[Data listing]
┏━━
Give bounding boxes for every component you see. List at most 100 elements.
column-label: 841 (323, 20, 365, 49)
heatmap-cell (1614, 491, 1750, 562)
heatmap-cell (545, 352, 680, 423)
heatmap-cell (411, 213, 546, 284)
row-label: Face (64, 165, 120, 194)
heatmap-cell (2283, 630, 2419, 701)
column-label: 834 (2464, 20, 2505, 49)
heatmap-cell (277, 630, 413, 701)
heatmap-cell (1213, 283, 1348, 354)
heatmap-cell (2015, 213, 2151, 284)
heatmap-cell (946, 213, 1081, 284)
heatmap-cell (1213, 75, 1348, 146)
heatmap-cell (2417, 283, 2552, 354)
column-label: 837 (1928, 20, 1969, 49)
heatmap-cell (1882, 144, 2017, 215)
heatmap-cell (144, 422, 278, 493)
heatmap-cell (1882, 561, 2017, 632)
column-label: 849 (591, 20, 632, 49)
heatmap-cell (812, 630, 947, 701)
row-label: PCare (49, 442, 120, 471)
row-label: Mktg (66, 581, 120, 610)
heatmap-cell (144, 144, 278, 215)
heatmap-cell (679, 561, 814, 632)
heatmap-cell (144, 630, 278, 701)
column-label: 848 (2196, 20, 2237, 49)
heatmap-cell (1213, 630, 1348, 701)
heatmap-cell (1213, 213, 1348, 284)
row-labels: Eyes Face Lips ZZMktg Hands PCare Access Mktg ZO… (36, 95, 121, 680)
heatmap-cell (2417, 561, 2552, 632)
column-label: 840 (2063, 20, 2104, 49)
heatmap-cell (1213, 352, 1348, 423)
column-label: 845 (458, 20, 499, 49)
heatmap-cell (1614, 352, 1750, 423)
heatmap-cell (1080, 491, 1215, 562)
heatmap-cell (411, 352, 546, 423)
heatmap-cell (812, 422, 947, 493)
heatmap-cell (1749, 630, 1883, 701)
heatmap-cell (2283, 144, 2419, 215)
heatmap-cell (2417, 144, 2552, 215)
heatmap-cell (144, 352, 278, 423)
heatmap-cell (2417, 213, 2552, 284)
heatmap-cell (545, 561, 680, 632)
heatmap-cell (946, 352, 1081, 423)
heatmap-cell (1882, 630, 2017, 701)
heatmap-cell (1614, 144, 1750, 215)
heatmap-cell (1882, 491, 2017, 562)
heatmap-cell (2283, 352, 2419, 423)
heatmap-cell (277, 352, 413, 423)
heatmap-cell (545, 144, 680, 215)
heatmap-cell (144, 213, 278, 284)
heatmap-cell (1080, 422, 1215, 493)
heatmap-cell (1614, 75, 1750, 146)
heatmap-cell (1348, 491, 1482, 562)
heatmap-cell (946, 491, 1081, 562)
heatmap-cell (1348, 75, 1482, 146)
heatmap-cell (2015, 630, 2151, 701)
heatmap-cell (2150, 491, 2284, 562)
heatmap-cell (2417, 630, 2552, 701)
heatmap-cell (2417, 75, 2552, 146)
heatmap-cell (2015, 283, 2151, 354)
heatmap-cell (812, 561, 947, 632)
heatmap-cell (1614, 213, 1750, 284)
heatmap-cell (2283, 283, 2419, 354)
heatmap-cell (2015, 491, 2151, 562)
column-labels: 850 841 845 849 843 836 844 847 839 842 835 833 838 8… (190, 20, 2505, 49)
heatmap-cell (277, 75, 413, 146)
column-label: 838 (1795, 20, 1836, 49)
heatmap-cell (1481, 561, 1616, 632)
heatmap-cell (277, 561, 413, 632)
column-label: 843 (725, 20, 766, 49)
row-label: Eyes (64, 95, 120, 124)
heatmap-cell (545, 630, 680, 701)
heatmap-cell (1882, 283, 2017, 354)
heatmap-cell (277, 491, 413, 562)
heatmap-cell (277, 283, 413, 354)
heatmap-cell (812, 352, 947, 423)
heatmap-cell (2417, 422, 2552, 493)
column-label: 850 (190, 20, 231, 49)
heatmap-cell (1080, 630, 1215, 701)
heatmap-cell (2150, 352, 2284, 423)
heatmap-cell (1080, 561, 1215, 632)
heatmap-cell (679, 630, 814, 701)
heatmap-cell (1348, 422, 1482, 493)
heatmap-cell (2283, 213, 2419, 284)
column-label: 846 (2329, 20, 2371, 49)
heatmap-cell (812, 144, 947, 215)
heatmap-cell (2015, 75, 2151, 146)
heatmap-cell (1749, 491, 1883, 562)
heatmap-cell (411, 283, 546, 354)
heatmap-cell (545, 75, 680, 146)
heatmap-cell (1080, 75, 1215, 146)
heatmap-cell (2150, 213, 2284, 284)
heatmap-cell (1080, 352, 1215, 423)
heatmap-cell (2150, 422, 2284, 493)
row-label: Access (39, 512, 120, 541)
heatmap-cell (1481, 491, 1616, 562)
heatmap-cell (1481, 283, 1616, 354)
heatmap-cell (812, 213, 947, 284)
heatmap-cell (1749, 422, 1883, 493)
┗━━
▸ **YOUR TASK**
Return every line of the data above, unchanged and in the same order.

▸ **RESULT**
Give bounding boxes for every component you see. List at most 100 elements.
column-label: 841 (323, 20, 365, 49)
heatmap-cell (1614, 491, 1750, 562)
heatmap-cell (545, 352, 680, 423)
heatmap-cell (411, 213, 546, 284)
row-label: Face (64, 165, 120, 194)
heatmap-cell (2283, 630, 2419, 701)
column-label: 834 (2464, 20, 2505, 49)
heatmap-cell (277, 630, 413, 701)
heatmap-cell (1213, 283, 1348, 354)
heatmap-cell (2015, 213, 2151, 284)
heatmap-cell (946, 213, 1081, 284)
heatmap-cell (1213, 75, 1348, 146)
heatmap-cell (2417, 283, 2552, 354)
column-label: 837 (1928, 20, 1969, 49)
heatmap-cell (1882, 144, 2017, 215)
heatmap-cell (144, 422, 278, 493)
heatmap-cell (1882, 561, 2017, 632)
column-label: 849 (591, 20, 632, 49)
heatmap-cell (812, 630, 947, 701)
row-label: PCare (49, 442, 120, 471)
row-label: Mktg (66, 581, 120, 610)
heatmap-cell (144, 144, 278, 215)
heatmap-cell (679, 561, 814, 632)
heatmap-cell (144, 630, 278, 701)
column-label: 848 (2196, 20, 2237, 49)
heatmap-cell (1213, 630, 1348, 701)
heatmap-cell (1213, 213, 1348, 284)
row-labels: Eyes Face Lips ZZMktg Hands PCare Access Mktg ZO… (36, 95, 121, 680)
heatmap-cell (2417, 561, 2552, 632)
column-label: 840 (2063, 20, 2104, 49)
heatmap-cell (1213, 352, 1348, 423)
column-label: 845 (458, 20, 499, 49)
heatmap-cell (1614, 352, 1750, 423)
heatmap-cell (1080, 491, 1215, 562)
heatmap-cell (411, 352, 546, 423)
heatmap-cell (812, 422, 947, 493)
heatmap-cell (1749, 630, 1883, 701)
heatmap-cell (2283, 144, 2419, 215)
heatmap-cell (2417, 144, 2552, 215)
heatmap-cell (144, 352, 278, 423)
heatmap-cell (2417, 213, 2552, 284)
heatmap-cell (545, 561, 680, 632)
heatmap-cell (946, 352, 1081, 423)
heatmap-cell (1882, 630, 2017, 701)
heatmap-cell (1614, 144, 1750, 215)
heatmap-cell (1882, 491, 2017, 562)
heatmap-cell (2283, 352, 2419, 423)
heatmap-cell (277, 352, 413, 423)
heatmap-cell (545, 144, 680, 215)
heatmap-cell (144, 213, 278, 284)
heatmap-cell (1080, 422, 1215, 493)
heatmap-cell (1614, 75, 1750, 146)
heatmap-cell (1348, 491, 1482, 562)
heatmap-cell (946, 491, 1081, 562)
heatmap-cell (1348, 75, 1482, 146)
heatmap-cell (2015, 630, 2151, 701)
heatmap-cell (2150, 491, 2284, 562)
heatmap-cell (2417, 630, 2552, 701)
heatmap-cell (2417, 75, 2552, 146)
heatmap-cell (2015, 283, 2151, 354)
heatmap-cell (812, 561, 947, 632)
heatmap-cell (1614, 213, 1750, 284)
heatmap-cell (2283, 283, 2419, 354)
heatmap-cell (2015, 491, 2151, 562)
column-labels: 850 841 845 849 843 836 844 847 839 842 835 833 838 8… (190, 20, 2505, 49)
heatmap-cell (277, 75, 413, 146)
column-label: 838 (1795, 20, 1836, 49)
heatmap-cell (1481, 561, 1616, 632)
heatmap-cell (277, 561, 413, 632)
column-label: 843 (725, 20, 766, 49)
row-label: Eyes (64, 95, 120, 124)
heatmap-cell (545, 630, 680, 701)
heatmap-cell (1882, 283, 2017, 354)
heatmap-cell (277, 491, 413, 562)
heatmap-cell (277, 283, 413, 354)
heatmap-cell (812, 352, 947, 423)
heatmap-cell (2417, 422, 2552, 493)
column-label: 850 (190, 20, 231, 49)
heatmap-cell (1080, 630, 1215, 701)
heatmap-cell (2150, 352, 2284, 423)
heatmap-cell (1080, 561, 1215, 632)
heatmap-cell (679, 630, 814, 701)
heatmap-cell (1348, 422, 1482, 493)
heatmap-cell (2283, 213, 2419, 284)
column-label: 846 (2329, 20, 2371, 49)
heatmap-cell (812, 144, 947, 215)
heatmap-cell (2015, 75, 2151, 146)
heatmap-cell (1749, 491, 1883, 562)
heatmap-cell (411, 283, 546, 354)
heatmap-cell (545, 75, 680, 146)
heatmap-cell (1080, 75, 1215, 146)
heatmap-cell (2150, 213, 2284, 284)
heatmap-cell (1080, 352, 1215, 423)
heatmap-cell (2150, 422, 2284, 493)
row-label: Access (39, 512, 120, 541)
heatmap-cell (1481, 491, 1616, 562)
heatmap-cell (1481, 283, 1616, 354)
heatmap-cell (812, 213, 947, 284)
heatmap-cell (1749, 422, 1883, 493)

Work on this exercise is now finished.